_Aim of the exercise:_
Each entry below should be echoed exactly, with pictures omitted.

(Data items)
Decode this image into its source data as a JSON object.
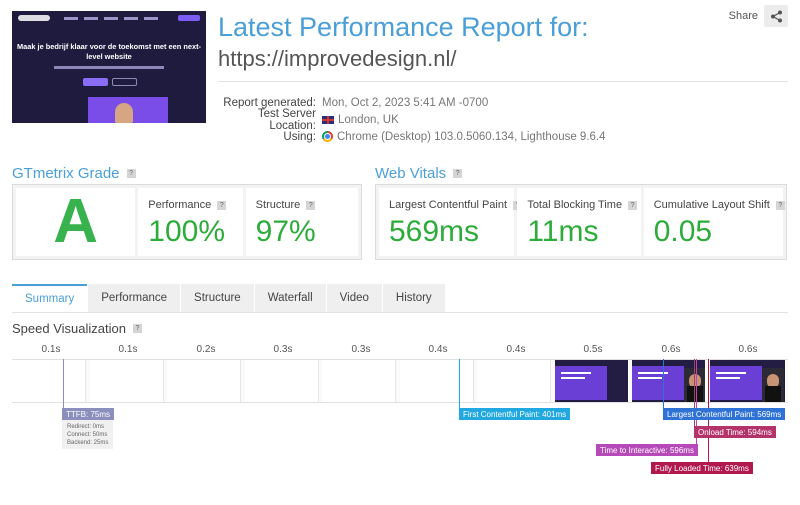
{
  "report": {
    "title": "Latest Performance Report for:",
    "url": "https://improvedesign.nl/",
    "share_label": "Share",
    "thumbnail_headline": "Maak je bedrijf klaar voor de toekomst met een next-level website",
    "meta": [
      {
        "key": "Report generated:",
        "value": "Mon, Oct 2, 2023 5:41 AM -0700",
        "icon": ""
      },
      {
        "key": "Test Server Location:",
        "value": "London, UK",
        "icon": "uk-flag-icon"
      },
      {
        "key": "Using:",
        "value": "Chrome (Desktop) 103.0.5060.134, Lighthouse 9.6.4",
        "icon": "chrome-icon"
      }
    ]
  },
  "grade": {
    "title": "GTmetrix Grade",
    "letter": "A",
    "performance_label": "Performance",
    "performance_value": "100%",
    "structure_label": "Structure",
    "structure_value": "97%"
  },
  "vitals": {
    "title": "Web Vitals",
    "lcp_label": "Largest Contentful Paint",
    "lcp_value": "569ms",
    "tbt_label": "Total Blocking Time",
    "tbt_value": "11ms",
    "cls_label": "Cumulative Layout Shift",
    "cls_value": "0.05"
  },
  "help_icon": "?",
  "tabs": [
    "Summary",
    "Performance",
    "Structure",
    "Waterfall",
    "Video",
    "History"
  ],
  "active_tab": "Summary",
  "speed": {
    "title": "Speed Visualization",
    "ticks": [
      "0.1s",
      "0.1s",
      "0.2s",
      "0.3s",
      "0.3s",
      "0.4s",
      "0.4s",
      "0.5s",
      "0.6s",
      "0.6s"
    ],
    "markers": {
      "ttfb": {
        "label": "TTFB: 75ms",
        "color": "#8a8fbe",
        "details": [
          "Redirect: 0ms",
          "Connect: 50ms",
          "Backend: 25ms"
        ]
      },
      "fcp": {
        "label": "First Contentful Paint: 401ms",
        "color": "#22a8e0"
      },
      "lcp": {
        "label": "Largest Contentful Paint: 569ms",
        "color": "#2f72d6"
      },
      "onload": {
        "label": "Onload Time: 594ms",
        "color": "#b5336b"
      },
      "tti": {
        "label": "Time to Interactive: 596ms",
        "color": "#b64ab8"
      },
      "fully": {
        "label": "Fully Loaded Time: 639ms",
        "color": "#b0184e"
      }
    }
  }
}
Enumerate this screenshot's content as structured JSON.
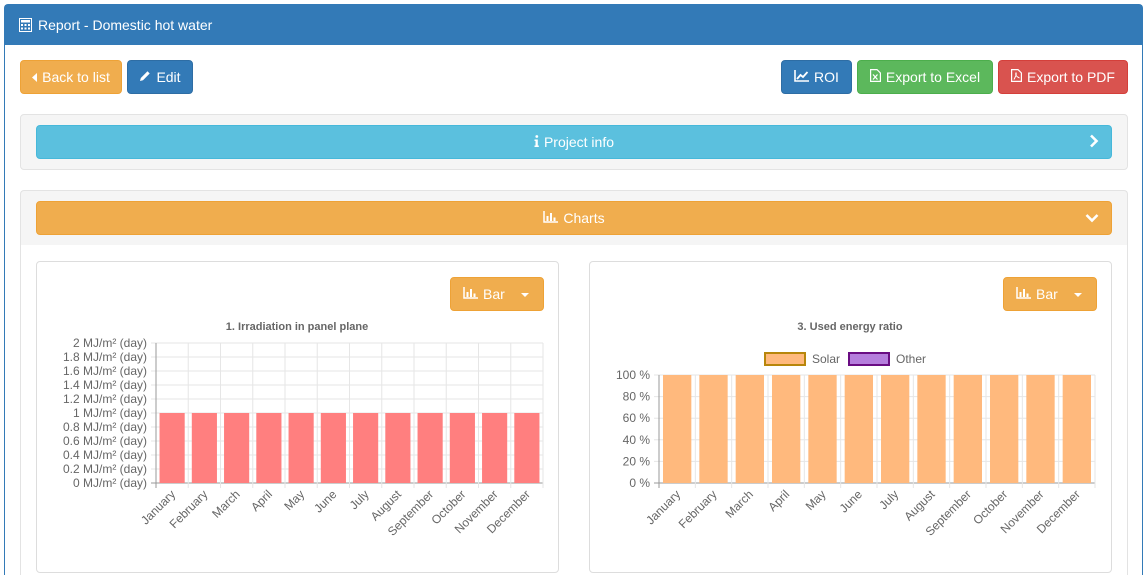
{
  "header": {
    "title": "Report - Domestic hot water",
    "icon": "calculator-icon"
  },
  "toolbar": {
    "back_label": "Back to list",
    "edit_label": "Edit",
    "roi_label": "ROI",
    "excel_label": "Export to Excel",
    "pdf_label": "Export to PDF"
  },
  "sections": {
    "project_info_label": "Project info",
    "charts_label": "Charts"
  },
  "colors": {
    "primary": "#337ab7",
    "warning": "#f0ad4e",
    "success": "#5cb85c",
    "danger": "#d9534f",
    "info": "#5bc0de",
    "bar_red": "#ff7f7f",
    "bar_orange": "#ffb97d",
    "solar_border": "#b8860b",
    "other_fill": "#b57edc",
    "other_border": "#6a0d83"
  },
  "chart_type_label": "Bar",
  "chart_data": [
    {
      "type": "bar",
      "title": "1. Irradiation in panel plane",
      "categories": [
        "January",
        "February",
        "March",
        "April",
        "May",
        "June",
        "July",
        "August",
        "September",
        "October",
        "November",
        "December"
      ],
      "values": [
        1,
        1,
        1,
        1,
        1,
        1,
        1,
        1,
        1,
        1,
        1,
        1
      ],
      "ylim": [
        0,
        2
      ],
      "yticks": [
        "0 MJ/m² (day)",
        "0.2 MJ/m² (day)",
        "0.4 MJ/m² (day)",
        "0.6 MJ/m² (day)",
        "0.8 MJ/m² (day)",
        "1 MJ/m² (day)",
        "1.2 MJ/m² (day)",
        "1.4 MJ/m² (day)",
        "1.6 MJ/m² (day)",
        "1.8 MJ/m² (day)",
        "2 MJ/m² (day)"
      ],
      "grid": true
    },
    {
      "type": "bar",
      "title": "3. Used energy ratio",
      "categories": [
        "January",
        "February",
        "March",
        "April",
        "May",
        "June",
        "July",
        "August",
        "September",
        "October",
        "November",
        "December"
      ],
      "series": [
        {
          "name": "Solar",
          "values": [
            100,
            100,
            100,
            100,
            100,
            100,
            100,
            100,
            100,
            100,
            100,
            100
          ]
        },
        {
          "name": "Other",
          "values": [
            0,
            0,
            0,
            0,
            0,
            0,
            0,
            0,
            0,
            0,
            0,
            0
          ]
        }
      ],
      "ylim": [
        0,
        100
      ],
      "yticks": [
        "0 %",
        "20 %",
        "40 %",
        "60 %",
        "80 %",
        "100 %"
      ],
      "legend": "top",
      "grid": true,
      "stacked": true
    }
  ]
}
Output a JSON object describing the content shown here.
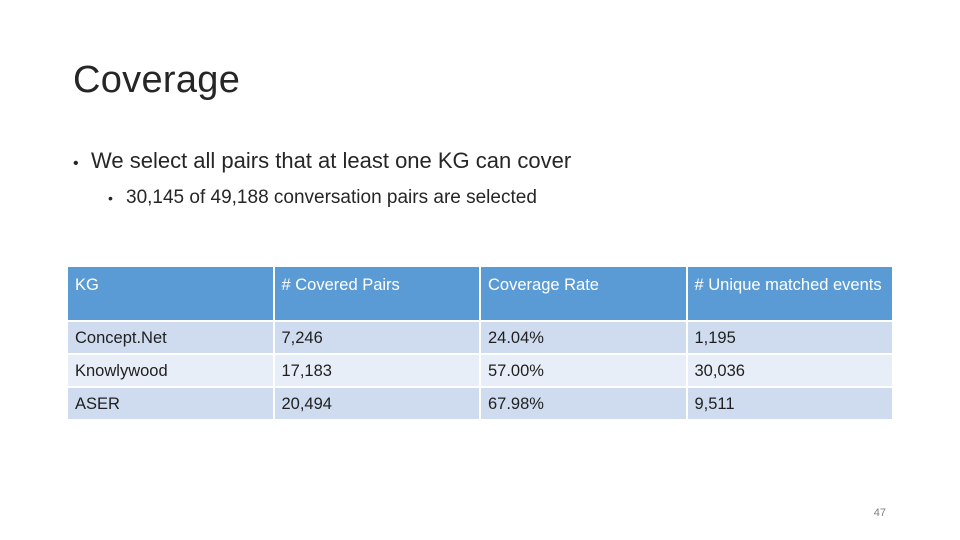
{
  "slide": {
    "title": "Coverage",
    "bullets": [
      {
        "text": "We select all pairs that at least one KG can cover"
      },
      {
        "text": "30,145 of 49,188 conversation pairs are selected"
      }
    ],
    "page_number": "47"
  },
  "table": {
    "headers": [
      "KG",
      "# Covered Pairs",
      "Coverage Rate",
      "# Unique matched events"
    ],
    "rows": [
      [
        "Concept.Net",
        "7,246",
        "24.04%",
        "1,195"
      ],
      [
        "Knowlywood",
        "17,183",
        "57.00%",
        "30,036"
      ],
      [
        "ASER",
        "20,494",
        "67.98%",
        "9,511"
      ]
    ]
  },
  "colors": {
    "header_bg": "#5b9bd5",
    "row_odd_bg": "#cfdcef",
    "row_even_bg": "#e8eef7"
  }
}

_Solution for this exercise:_
Decode this image into its source data as a JSON object.
{
  "report": {
    "title": "Latest Performance Report for:",
    "url": "https://improvedesign.nl/",
    "share_label": "Share",
    "thumbnail_headline": "Maak je bedrijf klaar voor de toekomst met een next-level website",
    "meta": [
      {
        "key": "Report generated:",
        "value": "Mon, Oct 2, 2023 5:41 AM -0700",
        "icon": ""
      },
      {
        "key": "Test Server Location:",
        "value": "London, UK",
        "icon": "uk-flag-icon"
      },
      {
        "key": "Using:",
        "value": "Chrome (Desktop) 103.0.5060.134, Lighthouse 9.6.4",
        "icon": "chrome-icon"
      }
    ]
  },
  "grade": {
    "title": "GTmetrix Grade",
    "letter": "A",
    "performance_label": "Performance",
    "performance_value": "100%",
    "structure_label": "Structure",
    "structure_value": "97%"
  },
  "vitals": {
    "title": "Web Vitals",
    "lcp_label": "Largest Contentful Paint",
    "lcp_value": "569ms",
    "tbt_label": "Total Blocking Time",
    "tbt_value": "11ms",
    "cls_label": "Cumulative Layout Shift",
    "cls_value": "0.05"
  },
  "help_icon": "?",
  "tabs": [
    "Summary",
    "Performance",
    "Structure",
    "Waterfall",
    "Video",
    "History"
  ],
  "active_tab": "Summary",
  "speed": {
    "title": "Speed Visualization",
    "ticks": [
      "0.1s",
      "0.1s",
      "0.2s",
      "0.3s",
      "0.3s",
      "0.4s",
      "0.4s",
      "0.5s",
      "0.6s",
      "0.6s"
    ],
    "markers": {
      "ttfb": {
        "label": "TTFB: 75ms",
        "color": "#8a8fbe",
        "details": [
          "Redirect: 0ms",
          "Connect: 50ms",
          "Backend: 25ms"
        ]
      },
      "fcp": {
        "label": "First Contentful Paint: 401ms",
        "color": "#22a8e0"
      },
      "lcp": {
        "label": "Largest Contentful Paint: 569ms",
        "color": "#2f72d6"
      },
      "onload": {
        "label": "Onload Time: 594ms",
        "color": "#b5336b"
      },
      "tti": {
        "label": "Time to Interactive: 596ms",
        "color": "#b64ab8"
      },
      "fully": {
        "label": "Fully Loaded Time: 639ms",
        "color": "#b0184e"
      }
    }
  }
}
Enumerate this screenshot's content as structured JSON.
{
  "header": {
    "title": "Report - Domestic hot water",
    "icon": "calculator-icon"
  },
  "toolbar": {
    "back_label": "Back to list",
    "edit_label": "Edit",
    "roi_label": "ROI",
    "excel_label": "Export to Excel",
    "pdf_label": "Export to PDF"
  },
  "sections": {
    "project_info_label": "Project info",
    "charts_label": "Charts"
  },
  "colors": {
    "primary": "#337ab7",
    "warning": "#f0ad4e",
    "success": "#5cb85c",
    "danger": "#d9534f",
    "info": "#5bc0de",
    "bar_red": "#ff7f7f",
    "bar_orange": "#ffb97d",
    "solar_border": "#b8860b",
    "other_fill": "#b57edc",
    "other_border": "#6a0d83"
  },
  "chart_type_label": "Bar",
  "chart_data": [
    {
      "type": "bar",
      "title": "1. Irradiation in panel plane",
      "categories": [
        "January",
        "February",
        "March",
        "April",
        "May",
        "June",
        "July",
        "August",
        "September",
        "October",
        "November",
        "December"
      ],
      "values": [
        1,
        1,
        1,
        1,
        1,
        1,
        1,
        1,
        1,
        1,
        1,
        1
      ],
      "ylim": [
        0,
        2
      ],
      "yticks": [
        "0 MJ/m² (day)",
        "0.2 MJ/m² (day)",
        "0.4 MJ/m² (day)",
        "0.6 MJ/m² (day)",
        "0.8 MJ/m² (day)",
        "1 MJ/m² (day)",
        "1.2 MJ/m² (day)",
        "1.4 MJ/m² (day)",
        "1.6 MJ/m² (day)",
        "1.8 MJ/m² (day)",
        "2 MJ/m² (day)"
      ],
      "grid": true
    },
    {
      "type": "bar",
      "title": "3. Used energy ratio",
      "categories": [
        "January",
        "February",
        "March",
        "April",
        "May",
        "June",
        "July",
        "August",
        "September",
        "October",
        "November",
        "December"
      ],
      "series": [
        {
          "name": "Solar",
          "values": [
            100,
            100,
            100,
            100,
            100,
            100,
            100,
            100,
            100,
            100,
            100,
            100
          ]
        },
        {
          "name": "Other",
          "values": [
            0,
            0,
            0,
            0,
            0,
            0,
            0,
            0,
            0,
            0,
            0,
            0
          ]
        }
      ],
      "ylim": [
        0,
        100
      ],
      "yticks": [
        "0 %",
        "20 %",
        "40 %",
        "60 %",
        "80 %",
        "100 %"
      ],
      "legend": "top",
      "grid": true,
      "stacked": true
    }
  ]
}
Output a JSON object describing the content shown here.
{
  "slide": {
    "title": "Coverage",
    "bullets": [
      {
        "text": "We select all pairs that at least one KG can cover"
      },
      {
        "text": "30,145 of 49,188 conversation pairs are selected"
      }
    ],
    "page_number": "47"
  },
  "table": {
    "headers": [
      "KG",
      "# Covered Pairs",
      "Coverage Rate",
      "# Unique matched events"
    ],
    "rows": [
      [
        "Concept.Net",
        "7,246",
        "24.04%",
        "1,195"
      ],
      [
        "Knowlywood",
        "17,183",
        "57.00%",
        "30,036"
      ],
      [
        "ASER",
        "20,494",
        "67.98%",
        "9,511"
      ]
    ]
  },
  "colors": {
    "header_bg": "#5b9bd5",
    "row_odd_bg": "#cfdcef",
    "row_even_bg": "#e8eef7"
  }
}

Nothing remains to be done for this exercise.